_Exercise instructions_
Reproduce the records below exactly, leaving out any pictures.

--- Data for the task ---

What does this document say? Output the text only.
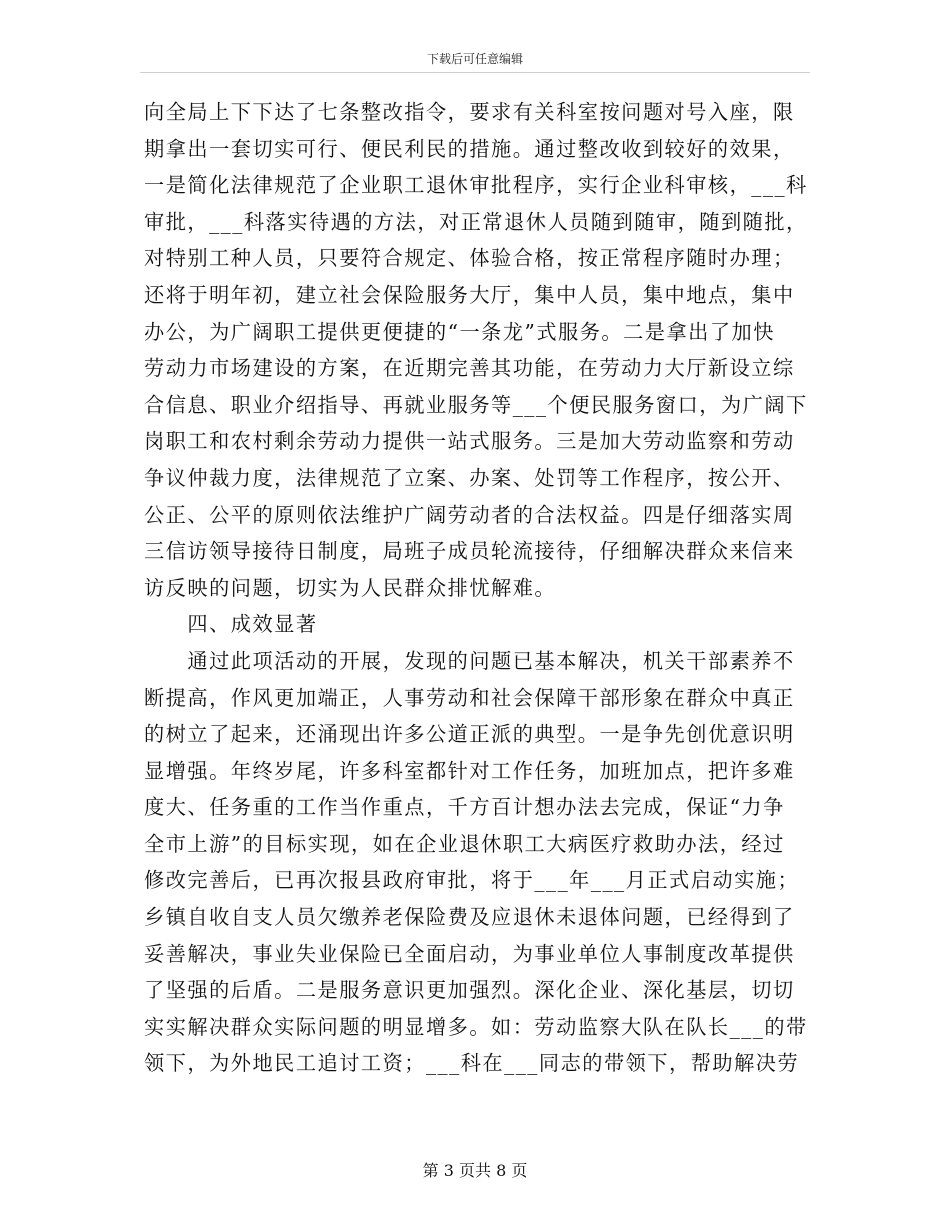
下载后可任意编辑
向全局上下下达了七条整改指令，要求有关科室按问题对号入座，限
期拿出一套切实可行、便民利民的措施。通过整改收到较好的效果，
一是简化法律规范了企业职工退休审批程序，实行企业科审核，___科
审批，___科落实待遇的方法，对正常退休人员随到随审，随到随批，
对特别工种人员，只要符合规定、体验合格，按正常程序随时办理；
还将于明年初，建立社会保险服务大厅，集中人员，集中地点，集中
办公，为广阔职工提供更便捷的“一条龙”式服务。二是拿出了加快
劳动力市场建设的方案，在近期完善其功能，在劳动力大厅新设立综
合信息、职业介绍指导、再就业服务等___个便民服务窗口，为广阔下
岗职工和农村剩余劳动力提供一站式服务。三是加大劳动监察和劳动
争议仲裁力度，法律规范了立案、办案、处罚等工作程序，按公开、
公正、公平的原则依法维护广阔劳动者的合法权益。四是仔细落实周
三信访领导接待日制度，局班子成员轮流接待，仔细解决群众来信来
访反映的问题，切实为人民群众排忧解难。
　　四、成效显著
　　通过此项活动的开展，发现的问题已基本解决，机关干部素养不
断提高，作风更加端正，人事劳动和社会保障干部形象在群众中真正
的树立了起来，还涌现出许多公道正派的典型。一是争先创优意识明
显增强。年终岁尾，许多科室都针对工作任务，加班加点，把许多难
度大、任务重的工作当作重点，千方百计想办法去完成，保证“力争
全市上游”的目标实现，如在企业退休职工大病医疗救助办法，经过
修改完善后，已再次报县政府审批，将于___年___月正式启动实施；
乡镇自收自支人员欠缴养老保险费及应退休未退体问题，已经得到了
妥善解决，事业失业保险已全面启动，为事业单位人事制度改革提供
了坚强的后盾。二是服务意识更加强烈。深化企业、深化基层，切切
实实解决群众实际问题的明显增多。如：劳动监察大队在队长___的带
领下，为外地民工追讨工资；___科在___同志的带领下，帮助解决劳
第 3 页共 8 页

---

_Output below_
What does this document say? Output the text only.
下载后可任意编辑
向全局上下下达了七条整改指令，要求有关科室按问题对号入座，限
期拿出一套切实可行、便民利民的措施。通过整改收到较好的效果，
一是简化法律规范了企业职工退休审批程序，实行企业科审核，___科
审批，___科落实待遇的方法，对正常退休人员随到随审，随到随批，
对特别工种人员，只要符合规定、体验合格，按正常程序随时办理；
还将于明年初，建立社会保险服务大厅，集中人员，集中地点，集中
办公，为广阔职工提供更便捷的“一条龙”式服务。二是拿出了加快
劳动力市场建设的方案，在近期完善其功能，在劳动力大厅新设立综
合信息、职业介绍指导、再就业服务等___个便民服务窗口，为广阔下
岗职工和农村剩余劳动力提供一站式服务。三是加大劳动监察和劳动
争议仲裁力度，法律规范了立案、办案、处罚等工作程序，按公开、
公正、公平的原则依法维护广阔劳动者的合法权益。四是仔细落实周
三信访领导接待日制度，局班子成员轮流接待，仔细解决群众来信来
访反映的问题，切实为人民群众排忧解难。
　　四、成效显著
　　通过此项活动的开展，发现的问题已基本解决，机关干部素养不
断提高，作风更加端正，人事劳动和社会保障干部形象在群众中真正
的树立了起来，还涌现出许多公道正派的典型。一是争先创优意识明
显增强。年终岁尾，许多科室都针对工作任务，加班加点，把许多难
度大、任务重的工作当作重点，千方百计想办法去完成，保证“力争
全市上游”的目标实现，如在企业退休职工大病医疗救助办法，经过
修改完善后，已再次报县政府审批，将于___年___月正式启动实施；
乡镇自收自支人员欠缴养老保险费及应退休未退体问题，已经得到了
妥善解决，事业失业保险已全面启动，为事业单位人事制度改革提供
了坚强的后盾。二是服务意识更加强烈。深化企业、深化基层，切切
实实解决群众实际问题的明显增多。如：劳动监察大队在队长___的带
领下，为外地民工追讨工资；___科在___同志的带领下，帮助解决劳
第 3 页共 8 页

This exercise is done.